BRIEF
Within the entries below, please return exactly the lines from the one with "Parse this screenshot: output" through the one with "Extract the structured", leaving out any pictures.

SUPPLIED MATERIAL
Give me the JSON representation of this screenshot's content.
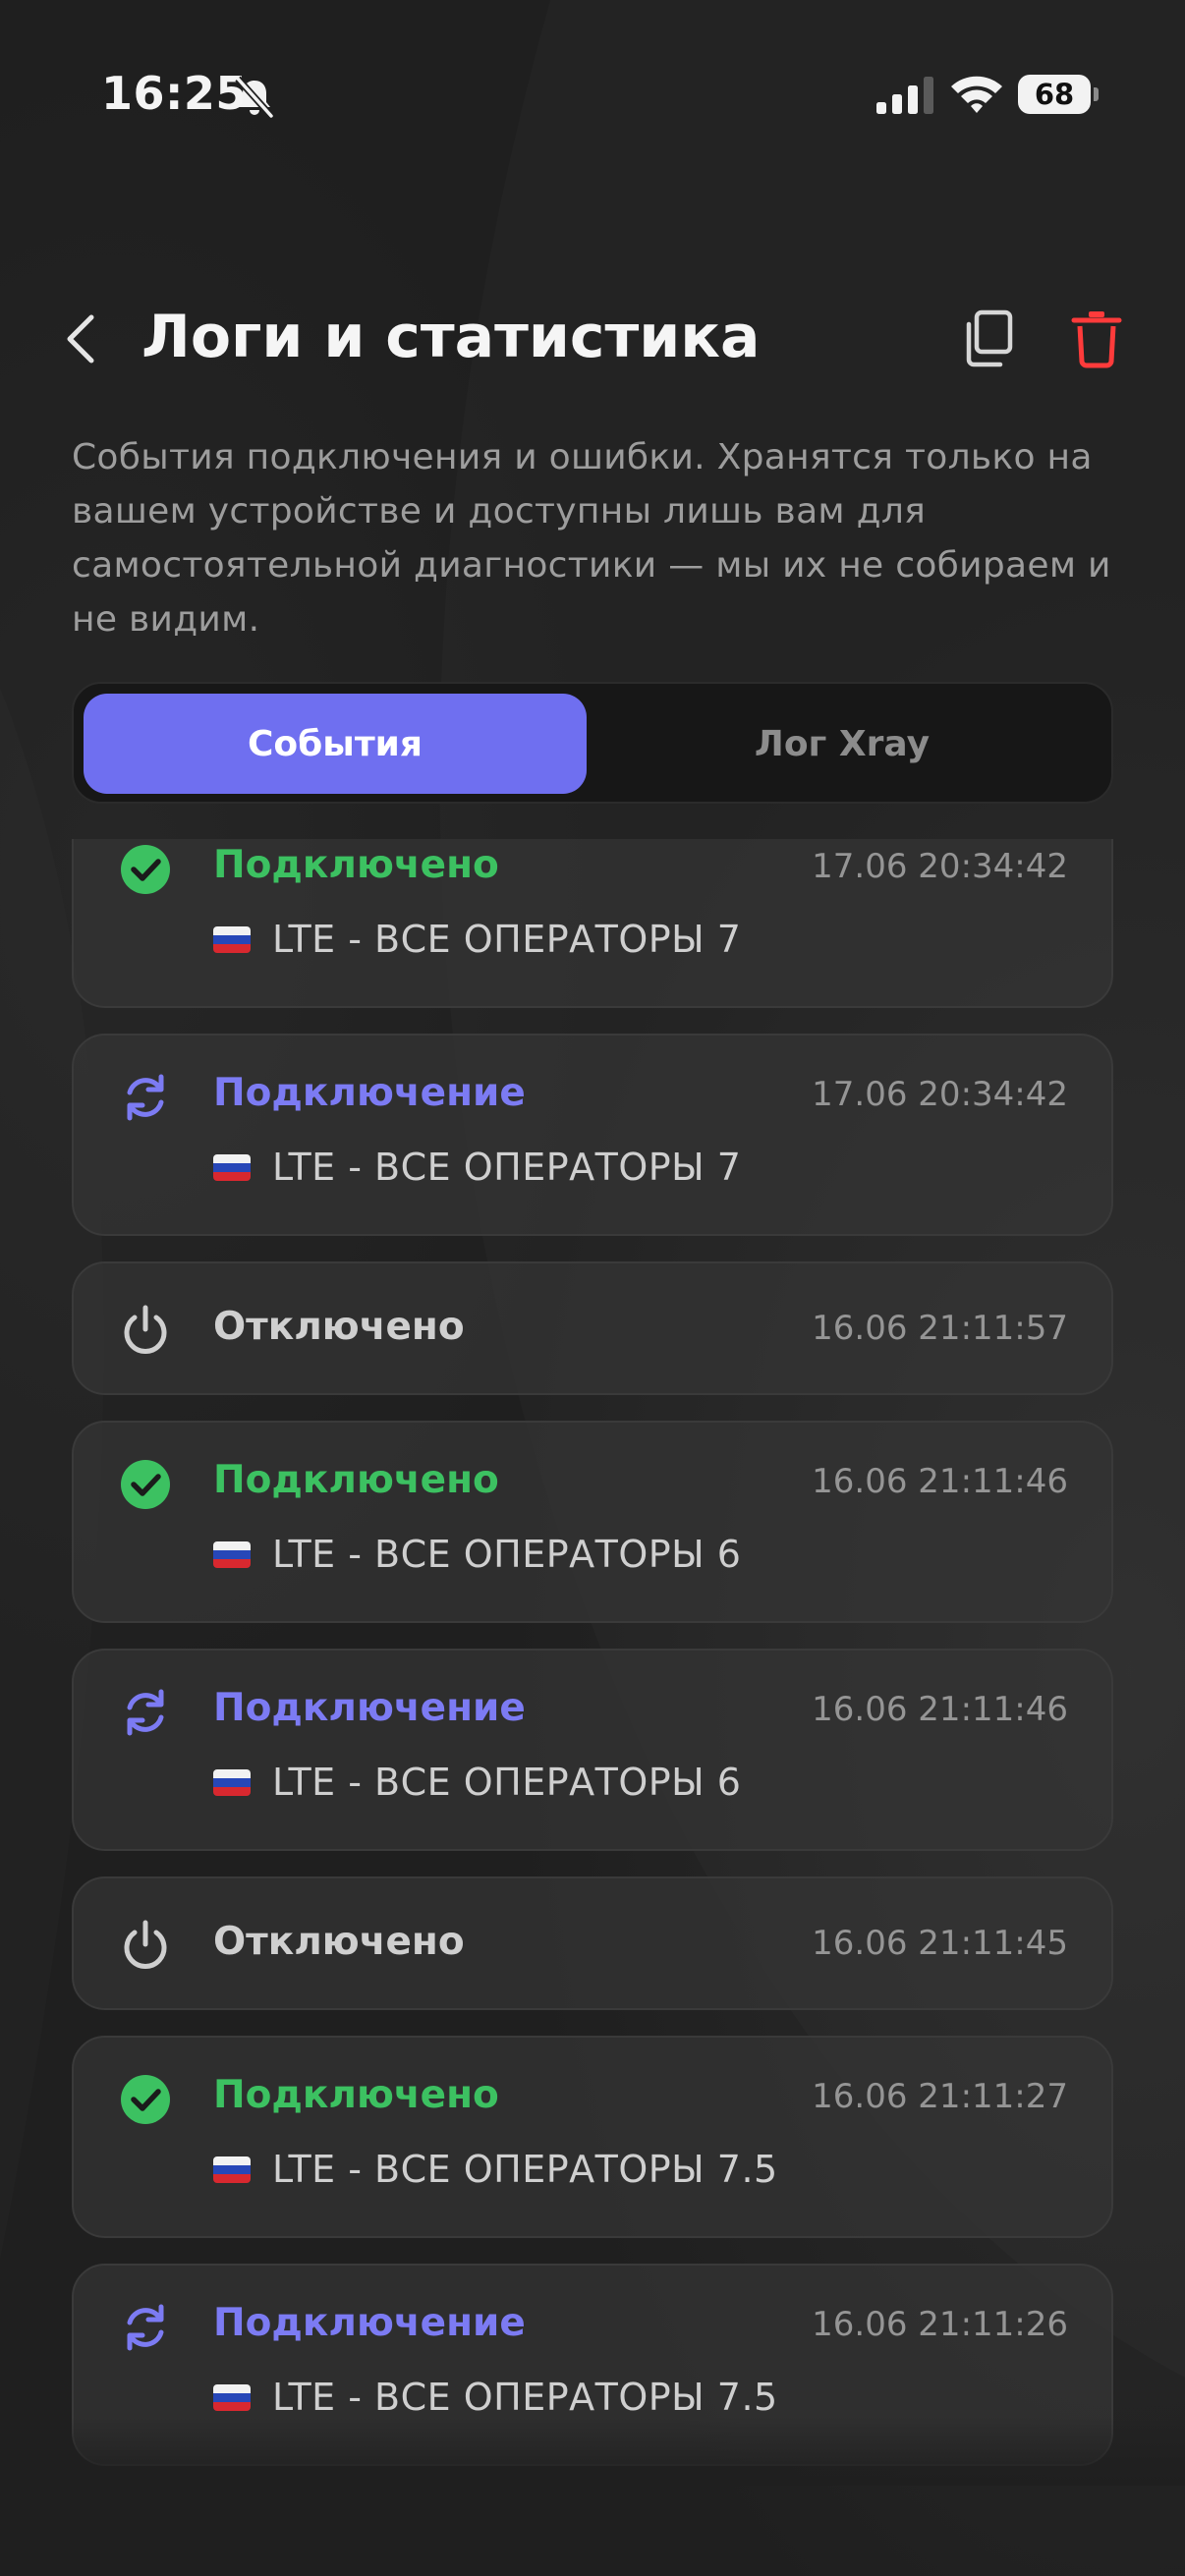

--

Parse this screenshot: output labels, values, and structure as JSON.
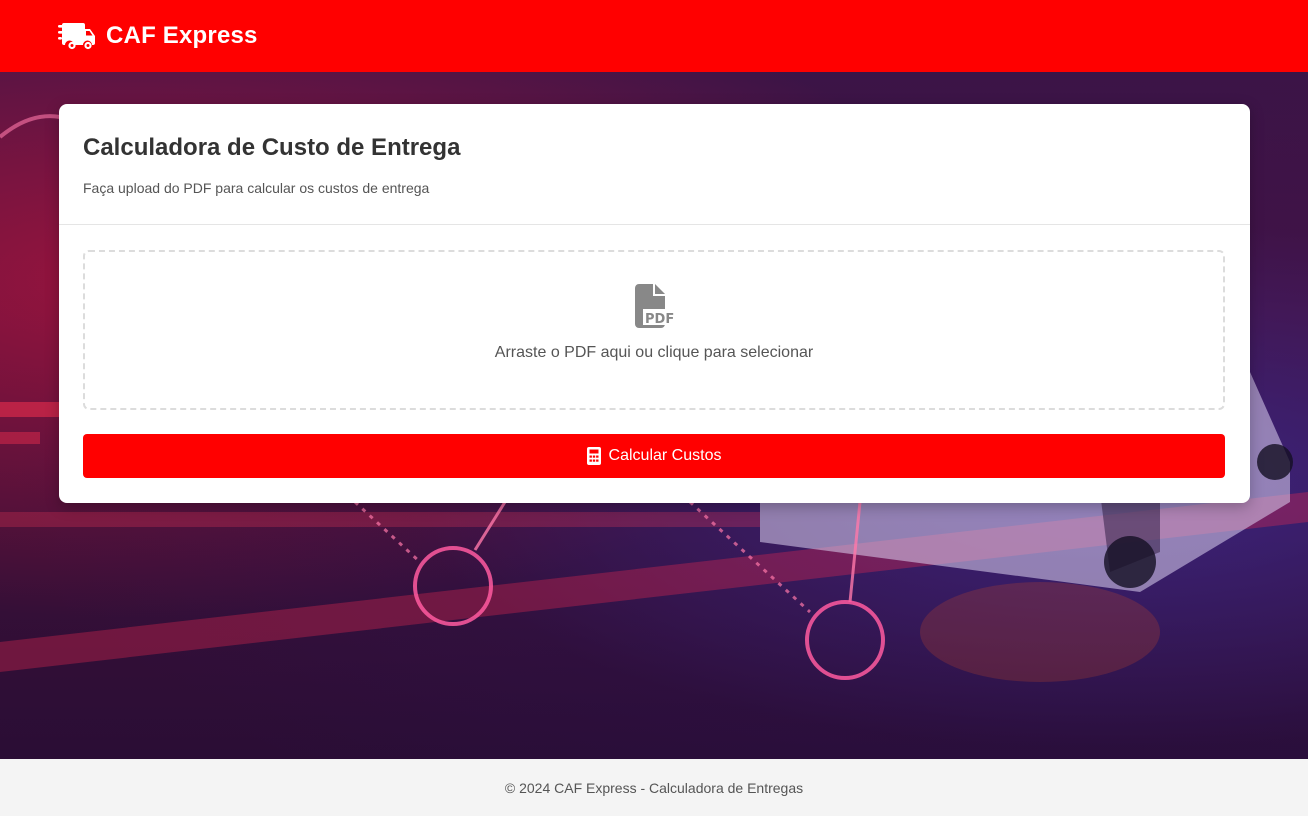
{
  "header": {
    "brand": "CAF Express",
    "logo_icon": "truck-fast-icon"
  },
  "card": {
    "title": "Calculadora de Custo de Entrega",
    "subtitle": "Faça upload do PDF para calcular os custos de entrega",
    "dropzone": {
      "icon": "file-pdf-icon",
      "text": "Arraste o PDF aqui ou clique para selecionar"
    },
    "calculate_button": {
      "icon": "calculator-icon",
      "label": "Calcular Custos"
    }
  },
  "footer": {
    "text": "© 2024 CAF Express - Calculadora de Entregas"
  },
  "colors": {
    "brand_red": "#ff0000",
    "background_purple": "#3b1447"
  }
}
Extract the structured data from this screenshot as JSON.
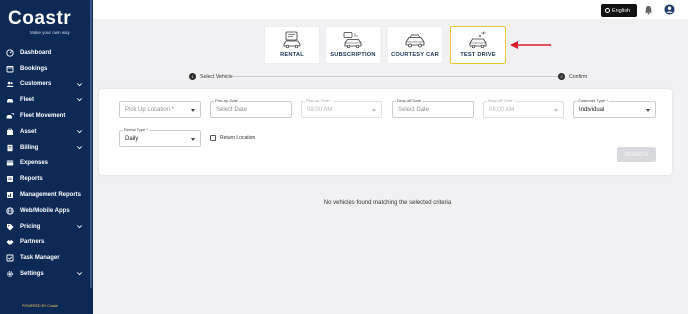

EXPECTED OUTPUT
Parse this screenshot: output labels, values, and structure as JSON.
{
  "header": {
    "brand": "CAF Express",
    "logo_icon": "truck-fast-icon"
  },
  "card": {
    "title": "Calculadora de Custo de Entrega",
    "subtitle": "Faça upload do PDF para calcular os custos de entrega",
    "dropzone": {
      "icon": "file-pdf-icon",
      "text": "Arraste o PDF aqui ou clique para selecionar"
    },
    "calculate_button": {
      "icon": "calculator-icon",
      "label": "Calcular Custos"
    }
  },
  "footer": {
    "text": "© 2024 CAF Express - Calculadora de Entregas"
  },
  "colors": {
    "brand_red": "#ff0000",
    "background_purple": "#3b1447"
  }
}
Extract the structured data from this screenshot as JSON.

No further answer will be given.